__Short problem__.
Gather the lines from the material that contain "GrowHub".

Items from a data source
= = = =
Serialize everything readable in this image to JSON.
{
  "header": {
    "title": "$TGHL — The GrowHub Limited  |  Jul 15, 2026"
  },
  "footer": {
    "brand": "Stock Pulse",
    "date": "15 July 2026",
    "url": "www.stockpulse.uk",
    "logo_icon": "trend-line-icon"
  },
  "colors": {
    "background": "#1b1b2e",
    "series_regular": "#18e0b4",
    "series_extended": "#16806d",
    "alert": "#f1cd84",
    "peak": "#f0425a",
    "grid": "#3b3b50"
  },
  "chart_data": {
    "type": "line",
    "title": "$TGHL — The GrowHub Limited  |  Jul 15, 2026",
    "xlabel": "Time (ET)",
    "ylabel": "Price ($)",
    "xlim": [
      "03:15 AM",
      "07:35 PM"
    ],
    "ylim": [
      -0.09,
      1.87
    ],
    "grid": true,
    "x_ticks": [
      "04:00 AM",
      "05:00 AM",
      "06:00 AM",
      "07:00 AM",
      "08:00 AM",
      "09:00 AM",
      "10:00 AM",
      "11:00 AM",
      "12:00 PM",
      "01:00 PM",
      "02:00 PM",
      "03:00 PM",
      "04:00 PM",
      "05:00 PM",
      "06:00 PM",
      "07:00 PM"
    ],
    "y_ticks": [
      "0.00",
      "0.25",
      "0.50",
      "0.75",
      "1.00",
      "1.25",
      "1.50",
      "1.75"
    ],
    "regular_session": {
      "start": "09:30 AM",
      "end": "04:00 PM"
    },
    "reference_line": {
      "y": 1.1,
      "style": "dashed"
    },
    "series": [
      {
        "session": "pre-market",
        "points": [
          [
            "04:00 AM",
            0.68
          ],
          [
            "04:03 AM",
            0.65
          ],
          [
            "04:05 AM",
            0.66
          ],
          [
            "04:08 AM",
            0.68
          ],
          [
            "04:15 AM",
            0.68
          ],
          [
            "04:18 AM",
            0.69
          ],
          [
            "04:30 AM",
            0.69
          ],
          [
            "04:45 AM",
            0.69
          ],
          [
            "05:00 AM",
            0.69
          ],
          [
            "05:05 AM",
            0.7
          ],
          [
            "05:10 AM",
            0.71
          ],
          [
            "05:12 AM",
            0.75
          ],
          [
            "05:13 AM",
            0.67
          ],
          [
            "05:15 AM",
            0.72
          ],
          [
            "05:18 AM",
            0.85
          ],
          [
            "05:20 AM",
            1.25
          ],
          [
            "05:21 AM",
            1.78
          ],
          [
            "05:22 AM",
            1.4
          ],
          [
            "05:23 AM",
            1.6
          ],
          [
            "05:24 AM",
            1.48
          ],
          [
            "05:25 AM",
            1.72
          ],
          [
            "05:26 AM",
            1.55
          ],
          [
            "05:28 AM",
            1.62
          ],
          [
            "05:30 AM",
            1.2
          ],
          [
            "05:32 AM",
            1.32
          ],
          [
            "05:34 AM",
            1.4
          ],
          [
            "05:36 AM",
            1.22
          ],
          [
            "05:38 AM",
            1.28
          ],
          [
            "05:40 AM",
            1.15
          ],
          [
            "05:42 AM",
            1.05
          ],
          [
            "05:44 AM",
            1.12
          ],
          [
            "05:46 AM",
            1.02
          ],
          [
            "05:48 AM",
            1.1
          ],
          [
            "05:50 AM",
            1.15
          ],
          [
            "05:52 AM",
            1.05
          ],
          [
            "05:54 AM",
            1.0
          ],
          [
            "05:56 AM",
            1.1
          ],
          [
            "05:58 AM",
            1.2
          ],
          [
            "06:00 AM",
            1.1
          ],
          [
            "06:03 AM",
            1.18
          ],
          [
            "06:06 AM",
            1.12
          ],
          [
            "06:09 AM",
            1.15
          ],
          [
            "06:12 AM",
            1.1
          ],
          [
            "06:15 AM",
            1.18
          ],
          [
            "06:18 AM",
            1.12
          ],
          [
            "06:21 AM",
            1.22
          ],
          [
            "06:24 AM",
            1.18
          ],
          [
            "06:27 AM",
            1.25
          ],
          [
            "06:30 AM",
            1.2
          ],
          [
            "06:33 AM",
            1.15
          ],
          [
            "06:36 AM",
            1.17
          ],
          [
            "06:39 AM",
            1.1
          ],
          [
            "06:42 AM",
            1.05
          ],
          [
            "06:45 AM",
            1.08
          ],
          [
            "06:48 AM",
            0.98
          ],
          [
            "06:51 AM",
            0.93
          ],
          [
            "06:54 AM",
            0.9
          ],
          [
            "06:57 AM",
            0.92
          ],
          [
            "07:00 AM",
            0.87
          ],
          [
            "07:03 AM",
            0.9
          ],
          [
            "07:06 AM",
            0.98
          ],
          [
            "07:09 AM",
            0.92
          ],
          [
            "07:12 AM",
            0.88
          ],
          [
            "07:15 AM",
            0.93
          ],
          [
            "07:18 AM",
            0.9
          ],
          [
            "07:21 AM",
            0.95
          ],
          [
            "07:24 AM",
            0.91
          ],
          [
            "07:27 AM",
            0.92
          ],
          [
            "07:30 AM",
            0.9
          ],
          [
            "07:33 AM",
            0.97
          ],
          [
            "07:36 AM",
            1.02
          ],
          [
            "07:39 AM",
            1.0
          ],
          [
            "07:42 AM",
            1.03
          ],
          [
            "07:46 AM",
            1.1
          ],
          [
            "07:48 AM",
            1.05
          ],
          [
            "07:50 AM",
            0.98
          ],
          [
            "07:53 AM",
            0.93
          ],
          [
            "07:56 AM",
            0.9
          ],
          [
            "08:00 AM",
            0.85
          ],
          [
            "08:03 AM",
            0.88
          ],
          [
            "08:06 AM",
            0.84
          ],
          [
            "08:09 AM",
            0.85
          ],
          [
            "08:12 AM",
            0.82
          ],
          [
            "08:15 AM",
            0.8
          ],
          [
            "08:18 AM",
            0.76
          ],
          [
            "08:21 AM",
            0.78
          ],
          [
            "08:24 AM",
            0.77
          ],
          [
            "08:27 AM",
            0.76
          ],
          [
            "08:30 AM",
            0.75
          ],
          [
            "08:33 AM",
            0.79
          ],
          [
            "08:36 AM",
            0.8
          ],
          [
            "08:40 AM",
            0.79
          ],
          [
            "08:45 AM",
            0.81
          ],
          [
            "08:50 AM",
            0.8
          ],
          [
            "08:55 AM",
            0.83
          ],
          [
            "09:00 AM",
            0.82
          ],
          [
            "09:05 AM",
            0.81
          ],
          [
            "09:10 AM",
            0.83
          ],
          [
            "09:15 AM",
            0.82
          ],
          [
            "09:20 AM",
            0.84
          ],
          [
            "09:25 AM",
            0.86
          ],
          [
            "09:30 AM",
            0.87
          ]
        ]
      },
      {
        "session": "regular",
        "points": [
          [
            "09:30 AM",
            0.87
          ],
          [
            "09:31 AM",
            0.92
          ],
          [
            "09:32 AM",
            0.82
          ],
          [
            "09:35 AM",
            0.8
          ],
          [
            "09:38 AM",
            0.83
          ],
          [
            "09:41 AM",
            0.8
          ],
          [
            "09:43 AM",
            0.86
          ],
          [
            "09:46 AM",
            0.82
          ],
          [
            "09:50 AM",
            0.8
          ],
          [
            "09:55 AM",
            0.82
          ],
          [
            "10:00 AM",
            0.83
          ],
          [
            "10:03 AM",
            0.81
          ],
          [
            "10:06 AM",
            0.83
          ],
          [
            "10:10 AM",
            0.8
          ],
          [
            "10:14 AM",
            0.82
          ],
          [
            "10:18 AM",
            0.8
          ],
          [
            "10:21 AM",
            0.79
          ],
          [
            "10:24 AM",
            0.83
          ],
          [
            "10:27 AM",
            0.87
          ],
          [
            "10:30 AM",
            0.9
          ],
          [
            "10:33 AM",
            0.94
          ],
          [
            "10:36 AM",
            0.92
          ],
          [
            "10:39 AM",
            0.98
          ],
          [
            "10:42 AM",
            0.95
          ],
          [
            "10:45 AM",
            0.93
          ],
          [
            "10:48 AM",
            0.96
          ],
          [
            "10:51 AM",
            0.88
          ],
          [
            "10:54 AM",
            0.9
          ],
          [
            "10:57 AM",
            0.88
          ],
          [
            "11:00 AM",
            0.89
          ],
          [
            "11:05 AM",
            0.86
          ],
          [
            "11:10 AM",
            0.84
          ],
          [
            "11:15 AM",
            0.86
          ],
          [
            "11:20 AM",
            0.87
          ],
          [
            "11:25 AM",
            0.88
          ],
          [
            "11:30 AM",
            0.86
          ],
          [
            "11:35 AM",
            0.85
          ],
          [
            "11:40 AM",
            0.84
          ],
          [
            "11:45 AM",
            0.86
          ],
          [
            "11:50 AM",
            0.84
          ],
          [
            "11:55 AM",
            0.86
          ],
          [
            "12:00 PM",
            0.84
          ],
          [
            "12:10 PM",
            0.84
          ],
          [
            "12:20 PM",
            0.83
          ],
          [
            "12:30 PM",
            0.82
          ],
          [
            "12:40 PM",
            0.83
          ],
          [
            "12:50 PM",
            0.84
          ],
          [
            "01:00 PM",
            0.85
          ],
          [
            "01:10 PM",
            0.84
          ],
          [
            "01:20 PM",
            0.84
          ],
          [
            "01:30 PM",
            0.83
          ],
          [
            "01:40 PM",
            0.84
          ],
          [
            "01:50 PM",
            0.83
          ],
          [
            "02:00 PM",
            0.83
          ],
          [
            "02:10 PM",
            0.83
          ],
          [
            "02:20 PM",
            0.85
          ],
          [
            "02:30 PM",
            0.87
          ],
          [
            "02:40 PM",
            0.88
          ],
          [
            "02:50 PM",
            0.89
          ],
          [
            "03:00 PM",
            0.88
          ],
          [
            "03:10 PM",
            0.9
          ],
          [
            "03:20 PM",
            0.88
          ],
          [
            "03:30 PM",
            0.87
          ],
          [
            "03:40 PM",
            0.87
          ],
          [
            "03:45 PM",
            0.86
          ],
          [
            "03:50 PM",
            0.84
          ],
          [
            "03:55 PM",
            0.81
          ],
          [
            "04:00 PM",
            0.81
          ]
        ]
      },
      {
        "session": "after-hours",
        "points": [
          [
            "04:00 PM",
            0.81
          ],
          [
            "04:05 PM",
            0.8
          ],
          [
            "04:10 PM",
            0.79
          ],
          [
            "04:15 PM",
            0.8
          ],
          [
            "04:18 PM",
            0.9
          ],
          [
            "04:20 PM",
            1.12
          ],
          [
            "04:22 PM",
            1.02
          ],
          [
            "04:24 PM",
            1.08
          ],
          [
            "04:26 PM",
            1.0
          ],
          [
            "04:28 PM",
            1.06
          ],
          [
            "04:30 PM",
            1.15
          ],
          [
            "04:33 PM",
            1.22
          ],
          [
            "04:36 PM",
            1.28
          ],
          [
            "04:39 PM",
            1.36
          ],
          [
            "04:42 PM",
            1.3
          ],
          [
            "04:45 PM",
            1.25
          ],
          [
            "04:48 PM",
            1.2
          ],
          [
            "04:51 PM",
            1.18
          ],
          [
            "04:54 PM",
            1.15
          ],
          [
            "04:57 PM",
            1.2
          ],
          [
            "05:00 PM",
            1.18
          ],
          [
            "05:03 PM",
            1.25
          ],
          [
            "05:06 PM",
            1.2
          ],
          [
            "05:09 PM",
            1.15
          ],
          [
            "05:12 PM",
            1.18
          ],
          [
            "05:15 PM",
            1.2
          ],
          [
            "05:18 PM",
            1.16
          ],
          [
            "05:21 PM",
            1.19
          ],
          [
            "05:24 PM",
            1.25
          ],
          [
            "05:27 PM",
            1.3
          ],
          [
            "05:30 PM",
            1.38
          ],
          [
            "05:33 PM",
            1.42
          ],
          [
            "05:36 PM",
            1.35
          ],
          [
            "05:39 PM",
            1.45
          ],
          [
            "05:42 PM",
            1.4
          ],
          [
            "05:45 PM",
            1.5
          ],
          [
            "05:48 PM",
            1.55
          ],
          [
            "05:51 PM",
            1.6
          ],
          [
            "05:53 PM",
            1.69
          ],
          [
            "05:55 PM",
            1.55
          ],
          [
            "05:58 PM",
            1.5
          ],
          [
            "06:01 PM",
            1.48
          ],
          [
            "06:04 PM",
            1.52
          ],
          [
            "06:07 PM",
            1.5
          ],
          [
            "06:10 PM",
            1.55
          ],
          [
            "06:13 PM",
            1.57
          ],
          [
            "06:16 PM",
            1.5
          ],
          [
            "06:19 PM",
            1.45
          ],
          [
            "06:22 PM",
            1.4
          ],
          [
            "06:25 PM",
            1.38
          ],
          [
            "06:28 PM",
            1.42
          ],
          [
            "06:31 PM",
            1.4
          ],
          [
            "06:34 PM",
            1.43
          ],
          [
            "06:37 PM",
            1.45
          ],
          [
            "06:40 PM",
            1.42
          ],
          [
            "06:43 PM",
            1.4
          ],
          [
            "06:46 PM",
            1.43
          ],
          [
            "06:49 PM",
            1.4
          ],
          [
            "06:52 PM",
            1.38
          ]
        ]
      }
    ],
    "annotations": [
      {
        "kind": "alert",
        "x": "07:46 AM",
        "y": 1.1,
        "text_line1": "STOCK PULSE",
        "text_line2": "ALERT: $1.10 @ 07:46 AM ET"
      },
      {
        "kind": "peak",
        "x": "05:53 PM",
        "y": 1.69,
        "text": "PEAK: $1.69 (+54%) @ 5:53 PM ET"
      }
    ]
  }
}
= = = =
__Result of the task__.
    "title": "$TGHL — The GrowHub Limited  |  Jul 15, 2026"
    "title": "$TGHL — The GrowHub Limited  |  Jul 15, 2026",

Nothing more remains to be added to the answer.